Exercise material.
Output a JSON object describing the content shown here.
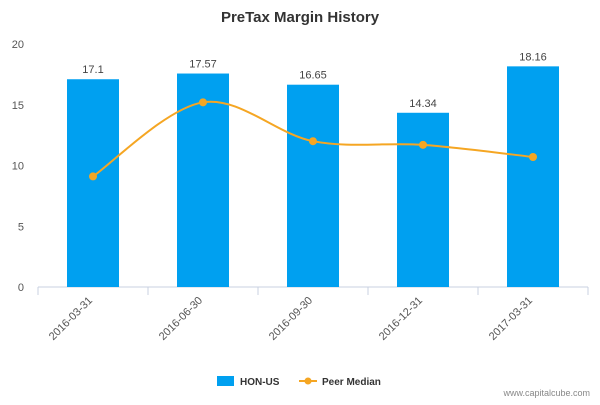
{
  "chart_data": {
    "type": "bar",
    "title": "PreTax Margin History",
    "categories": [
      "2016-03-31",
      "2016-06-30",
      "2016-09-30",
      "2016-12-31",
      "2017-03-31"
    ],
    "series": [
      {
        "name": "HON-US",
        "type": "bar",
        "values": [
          17.1,
          17.57,
          16.65,
          14.34,
          18.16
        ],
        "labels": [
          "17.1",
          "17.57",
          "16.65",
          "14.34",
          "18.16"
        ],
        "color": "#00a0f0"
      },
      {
        "name": "Peer Median",
        "type": "line",
        "values": [
          9.1,
          15.2,
          12.0,
          11.7,
          10.7
        ],
        "color": "#f5a623"
      }
    ],
    "ylim": [
      0,
      20
    ],
    "yticks": [
      "0",
      "5",
      "10",
      "15",
      "20"
    ],
    "grid": false,
    "legend": "bottom-center"
  },
  "footer": {
    "source": "www.capitalcube.com"
  }
}
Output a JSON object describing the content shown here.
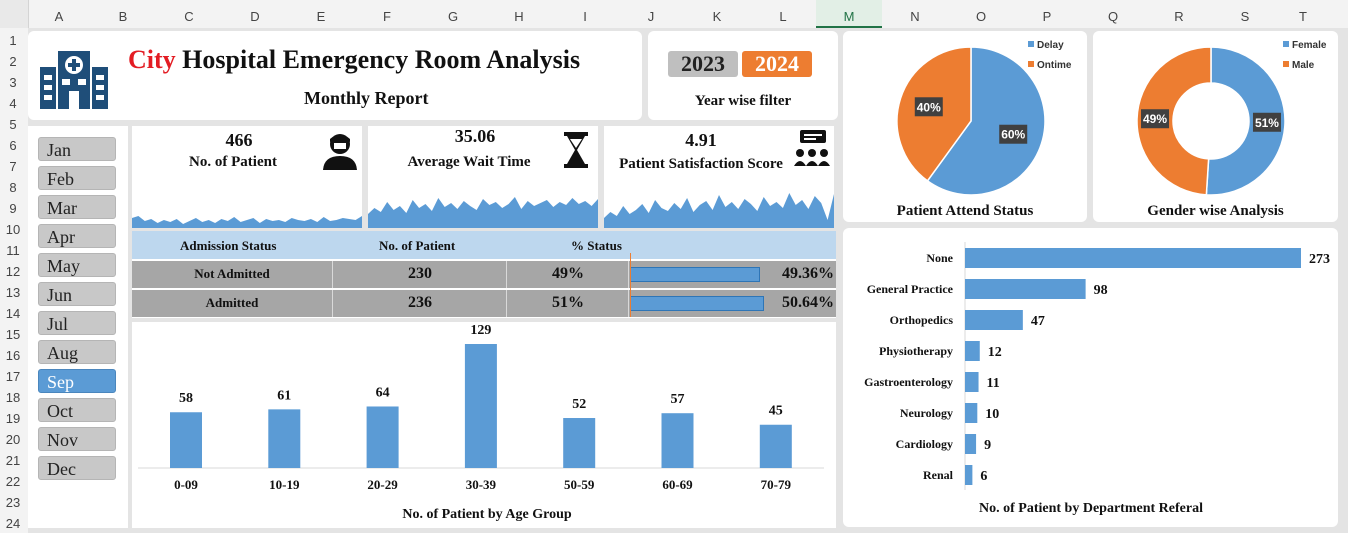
{
  "spreadsheet": {
    "columns": [
      "A",
      "B",
      "C",
      "D",
      "E",
      "F",
      "G",
      "H",
      "I",
      "J",
      "K",
      "L",
      "M",
      "N",
      "O",
      "P",
      "Q",
      "R",
      "S",
      "T"
    ],
    "active_column": "M",
    "rows": [
      "1",
      "2",
      "3",
      "4",
      "5",
      "6",
      "7",
      "8",
      "9",
      "10",
      "11",
      "12",
      "13",
      "14",
      "15",
      "16",
      "17",
      "18",
      "19",
      "20",
      "21",
      "22",
      "23",
      "24"
    ]
  },
  "header": {
    "title_city": "City",
    "title_rest": " Hospital Emergency Room Analysis",
    "subtitle": "Monthly Report",
    "title_city_color": "#e31c23"
  },
  "year_filter": {
    "years": [
      "2023",
      "2024"
    ],
    "selected": "2024",
    "label": "Year wise filter"
  },
  "months": [
    "Jan",
    "Feb",
    "Mar",
    "Apr",
    "May",
    "Jun",
    "Jul",
    "Aug",
    "Sep",
    "Oct",
    "Nov",
    "Dec"
  ],
  "selected_month": "Sep",
  "kpis": [
    {
      "value": "466",
      "label": "No. of Patient",
      "icon": "patient-icon"
    },
    {
      "value": "35.06",
      "label": "Average Wait Time",
      "icon": "hourglass-icon"
    },
    {
      "value": "4.91",
      "label": "Patient Satisfaction Score",
      "icon": "group-feedback-icon"
    }
  ],
  "admission": {
    "headers": [
      "Admission Status",
      "No. of Patient",
      "% Status"
    ],
    "rows": [
      {
        "status": "Not Admitted",
        "count": "230",
        "pct": "49%",
        "bar_pct": "49.36%",
        "bar_value": 49.36
      },
      {
        "status": "Admitted",
        "count": "236",
        "pct": "51%",
        "bar_pct": "50.64%",
        "bar_value": 50.64
      }
    ]
  },
  "attend_pie": {
    "title": "Patient Attend Status",
    "legend": [
      "Delay",
      "Ontime"
    ],
    "values": [
      60,
      40
    ],
    "labels": [
      "60%",
      "40%"
    ],
    "colors": [
      "#5b9bd5",
      "#ed7d31"
    ]
  },
  "gender_donut": {
    "title": "Gender wise Analysis",
    "legend": [
      "Female",
      "Male"
    ],
    "values": [
      51,
      49
    ],
    "labels": [
      "51%",
      "49%"
    ],
    "colors": [
      "#5b9bd5",
      "#ed7d31"
    ]
  },
  "chart_data": [
    {
      "type": "bar",
      "title": "No. of Patient by Age Group",
      "categories": [
        "0-09",
        "10-19",
        "20-29",
        "30-39",
        "50-59",
        "60-69",
        "70-79"
      ],
      "values": [
        58,
        61,
        64,
        129,
        52,
        57,
        45
      ],
      "color": "#5b9bd5"
    },
    {
      "type": "bar",
      "orientation": "horizontal",
      "title": "No. of Patient by Department  Referal",
      "categories": [
        "None",
        "General Practice",
        "Orthopedics",
        "Physiotherapy",
        "Gastroenterology",
        "Neurology",
        "Cardiology",
        "Renal"
      ],
      "values": [
        273,
        98,
        47,
        12,
        11,
        10,
        9,
        6
      ],
      "color": "#5b9bd5"
    }
  ],
  "colors": {
    "accent_blue": "#5b9bd5",
    "accent_orange": "#ed7d31",
    "year_selected": "#ed7d31",
    "year_unselected": "#bfbfbf",
    "table_header_bg": "#bdd7ee",
    "table_row_bg": "#a6a6a6"
  }
}
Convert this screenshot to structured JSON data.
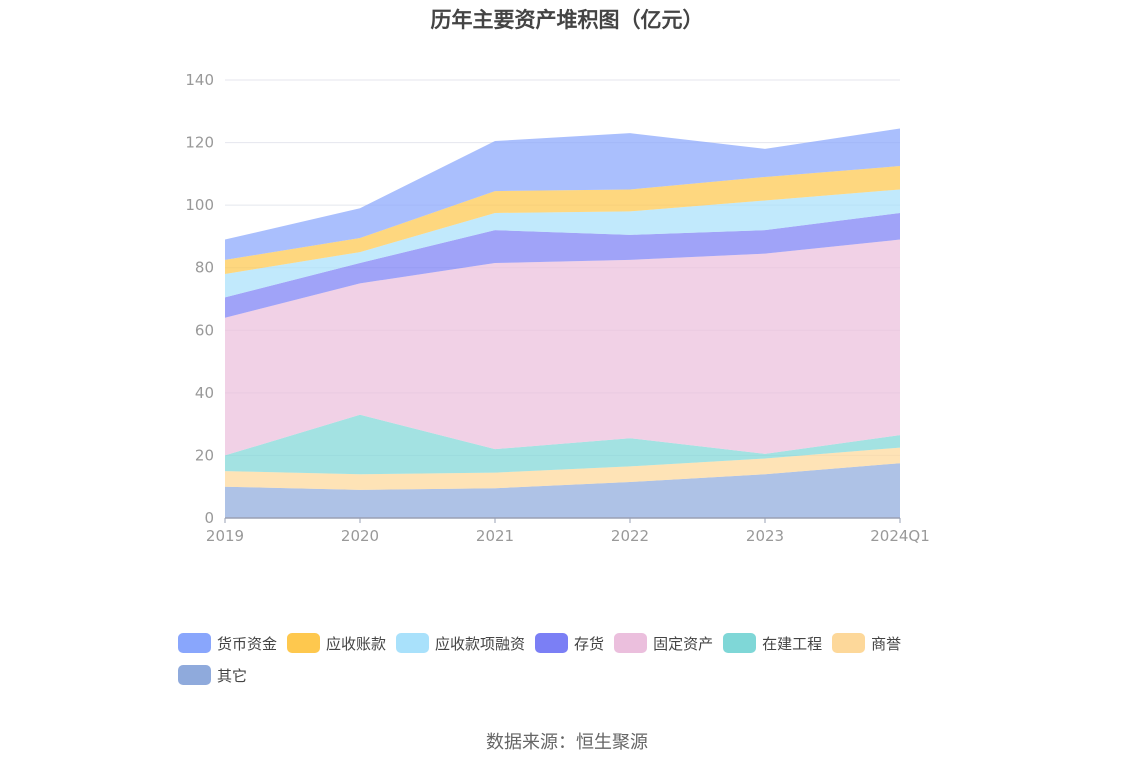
{
  "chart_data": {
    "type": "area",
    "stacked": true,
    "title": "历年主要资产堆积图（亿元）",
    "categories": [
      "2019",
      "2020",
      "2021",
      "2022",
      "2023",
      "2024Q1"
    ],
    "ylim": [
      0,
      140
    ],
    "yticks": [
      0,
      20,
      40,
      60,
      80,
      100,
      120,
      140
    ],
    "grid": true,
    "legend_position": "bottom",
    "series": [
      {
        "name": "其它",
        "color": "#8faadc",
        "values": [
          10,
          9,
          9.5,
          11.5,
          14,
          17.5
        ]
      },
      {
        "name": "商誉",
        "color": "#fdd89a",
        "values": [
          5,
          5,
          5,
          5,
          5,
          5
        ]
      },
      {
        "name": "在建工程",
        "color": "#7fd7d7",
        "values": [
          5,
          19,
          7.5,
          9,
          1.5,
          4
        ]
      },
      {
        "name": "固定资产",
        "color": "#ebbfdd",
        "values": [
          44,
          42,
          59.5,
          57,
          64,
          62.5
        ]
      },
      {
        "name": "存货",
        "color": "#7b7ff5",
        "values": [
          6.5,
          6.5,
          10.5,
          8,
          7.5,
          8.5
        ]
      },
      {
        "name": "应收款项融资",
        "color": "#a9e1fb",
        "values": [
          7.5,
          3.5,
          5.5,
          7.5,
          9.5,
          7.5
        ]
      },
      {
        "name": "应收账款",
        "color": "#fec84e",
        "values": [
          4.5,
          4.5,
          7,
          7,
          7.5,
          7.5
        ]
      },
      {
        "name": "货币资金",
        "color": "#89a6fc",
        "values": [
          6.5,
          9.5,
          16,
          18,
          9,
          12
        ]
      }
    ],
    "legend_order": [
      "货币资金",
      "应收账款",
      "应收款项融资",
      "存货",
      "固定资产",
      "在建工程",
      "商誉",
      "其它"
    ]
  },
  "source_text": "数据来源：恒生聚源"
}
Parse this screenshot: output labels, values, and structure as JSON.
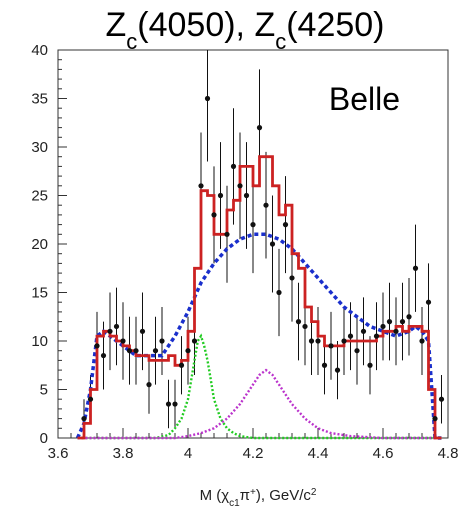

To be done. Within the data above, pick out all lines holding the word "this".

Result.
Convert this screenshot to structured JSON data.
Parse this screenshot: output labels, values, and structure as JSON.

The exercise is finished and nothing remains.